WORK INSTRUCTIONS: Give a verbatim quotation of every record.

━━━━━ DATA ROWS

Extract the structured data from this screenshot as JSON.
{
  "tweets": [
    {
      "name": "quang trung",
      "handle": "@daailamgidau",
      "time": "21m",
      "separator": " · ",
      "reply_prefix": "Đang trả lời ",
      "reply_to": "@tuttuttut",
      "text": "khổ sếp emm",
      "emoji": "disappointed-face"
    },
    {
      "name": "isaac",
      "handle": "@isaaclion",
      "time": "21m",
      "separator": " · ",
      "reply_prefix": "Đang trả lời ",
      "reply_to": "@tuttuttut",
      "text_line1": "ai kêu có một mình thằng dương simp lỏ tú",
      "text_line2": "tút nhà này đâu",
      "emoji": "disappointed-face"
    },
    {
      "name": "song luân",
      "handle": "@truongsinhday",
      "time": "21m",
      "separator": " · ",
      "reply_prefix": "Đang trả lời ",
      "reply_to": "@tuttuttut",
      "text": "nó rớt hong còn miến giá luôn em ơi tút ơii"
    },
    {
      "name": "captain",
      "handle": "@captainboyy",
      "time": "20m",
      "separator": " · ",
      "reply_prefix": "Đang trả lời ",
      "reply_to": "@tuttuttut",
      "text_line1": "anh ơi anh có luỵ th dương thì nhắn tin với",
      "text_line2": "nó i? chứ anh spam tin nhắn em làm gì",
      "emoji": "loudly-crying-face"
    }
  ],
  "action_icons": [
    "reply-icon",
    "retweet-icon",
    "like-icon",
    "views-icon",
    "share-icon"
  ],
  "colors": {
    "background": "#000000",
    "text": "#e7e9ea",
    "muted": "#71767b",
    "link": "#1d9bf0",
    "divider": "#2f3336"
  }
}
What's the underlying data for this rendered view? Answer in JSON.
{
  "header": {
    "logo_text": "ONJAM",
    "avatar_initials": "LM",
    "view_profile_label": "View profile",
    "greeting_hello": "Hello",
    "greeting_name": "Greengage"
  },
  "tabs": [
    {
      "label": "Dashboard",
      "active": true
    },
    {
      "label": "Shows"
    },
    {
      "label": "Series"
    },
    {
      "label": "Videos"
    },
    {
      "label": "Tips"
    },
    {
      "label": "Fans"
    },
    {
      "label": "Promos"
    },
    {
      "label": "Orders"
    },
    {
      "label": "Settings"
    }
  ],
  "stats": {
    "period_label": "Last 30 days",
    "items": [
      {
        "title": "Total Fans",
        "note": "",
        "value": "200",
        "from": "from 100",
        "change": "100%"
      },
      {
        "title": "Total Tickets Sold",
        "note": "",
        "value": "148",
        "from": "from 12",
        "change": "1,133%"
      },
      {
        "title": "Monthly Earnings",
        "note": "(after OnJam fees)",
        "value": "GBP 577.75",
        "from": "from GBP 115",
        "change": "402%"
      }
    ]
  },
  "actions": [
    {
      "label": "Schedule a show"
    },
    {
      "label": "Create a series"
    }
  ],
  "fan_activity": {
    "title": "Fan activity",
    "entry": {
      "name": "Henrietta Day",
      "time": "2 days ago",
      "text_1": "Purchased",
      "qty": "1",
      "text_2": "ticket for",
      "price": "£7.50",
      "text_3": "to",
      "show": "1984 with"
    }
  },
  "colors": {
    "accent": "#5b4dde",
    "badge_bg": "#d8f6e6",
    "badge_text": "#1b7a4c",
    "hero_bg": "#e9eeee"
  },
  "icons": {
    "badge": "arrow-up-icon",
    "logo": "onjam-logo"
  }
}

━━━━━━━━━━

CORRECT RESULT:
Extract the structured data from this screenshot as JSON.
{
  "tweets": [
    {
      "name": "quang trung",
      "handle": "@daailamgidau",
      "time": "21m",
      "separator": " · ",
      "reply_prefix": "Đang trả lời ",
      "reply_to": "@tuttuttut",
      "text": "khổ sếp emm",
      "emoji": "disappointed-face"
    },
    {
      "name": "isaac",
      "handle": "@isaaclion",
      "time": "21m",
      "separator": " · ",
      "reply_prefix": "Đang trả lời ",
      "reply_to": "@tuttuttut",
      "text_line1": "ai kêu có một mình thằng dương simp lỏ tú",
      "text_line2": "tút nhà này đâu",
      "emoji": "disappointed-face"
    },
    {
      "name": "song luân",
      "handle": "@truongsinhday",
      "time": "21m",
      "separator": " · ",
      "reply_prefix": "Đang trả lời ",
      "reply_to": "@tuttuttut",
      "text": "nó rớt hong còn miến giá luôn em ơi tút ơii"
    },
    {
      "name": "captain",
      "handle": "@captainboyy",
      "time": "20m",
      "separator": " · ",
      "reply_prefix": "Đang trả lời ",
      "reply_to": "@tuttuttut",
      "text_line1": "anh ơi anh có luỵ th dương thì nhắn tin với",
      "text_line2": "nó i? chứ anh spam tin nhắn em làm gì",
      "emoji": "loudly-crying-face"
    }
  ],
  "action_icons": [
    "reply-icon",
    "retweet-icon",
    "like-icon",
    "views-icon",
    "share-icon"
  ],
  "colors": {
    "background": "#000000",
    "text": "#e7e9ea",
    "muted": "#71767b",
    "link": "#1d9bf0",
    "divider": "#2f3336"
  }
}
What's the underlying data for this rendered view? Answer in JSON.
{
  "header": {
    "logo_text": "ONJAM",
    "avatar_initials": "LM",
    "view_profile_label": "View profile",
    "greeting_hello": "Hello",
    "greeting_name": "Greengage"
  },
  "tabs": [
    {
      "label": "Dashboard",
      "active": true
    },
    {
      "label": "Shows"
    },
    {
      "label": "Series"
    },
    {
      "label": "Videos"
    },
    {
      "label": "Tips"
    },
    {
      "label": "Fans"
    },
    {
      "label": "Promos"
    },
    {
      "label": "Orders"
    },
    {
      "label": "Settings"
    }
  ],
  "stats": {
    "period_label": "Last 30 days",
    "items": [
      {
        "title": "Total Fans",
        "note": "",
        "value": "200",
        "from": "from 100",
        "change": "100%"
      },
      {
        "title": "Total Tickets Sold",
        "note": "",
        "value": "148",
        "from": "from 12",
        "change": "1,133%"
      },
      {
        "title": "Monthly Earnings",
        "note": "(after OnJam fees)",
        "value": "GBP 577.75",
        "from": "from GBP 115",
        "change": "402%"
      }
    ]
  },
  "actions": [
    {
      "label": "Schedule a show"
    },
    {
      "label": "Create a series"
    }
  ],
  "fan_activity": {
    "title": "Fan activity",
    "entry": {
      "name": "Henrietta Day",
      "time": "2 days ago",
      "text_1": "Purchased",
      "qty": "1",
      "text_2": "ticket for",
      "price": "£7.50",
      "text_3": "to",
      "show": "1984 with"
    }
  },
  "colors": {
    "accent": "#5b4dde",
    "badge_bg": "#d8f6e6",
    "badge_text": "#1b7a4c",
    "hero_bg": "#e9eeee"
  },
  "icons": {
    "badge": "arrow-up-icon",
    "logo": "onjam-logo"
  }
}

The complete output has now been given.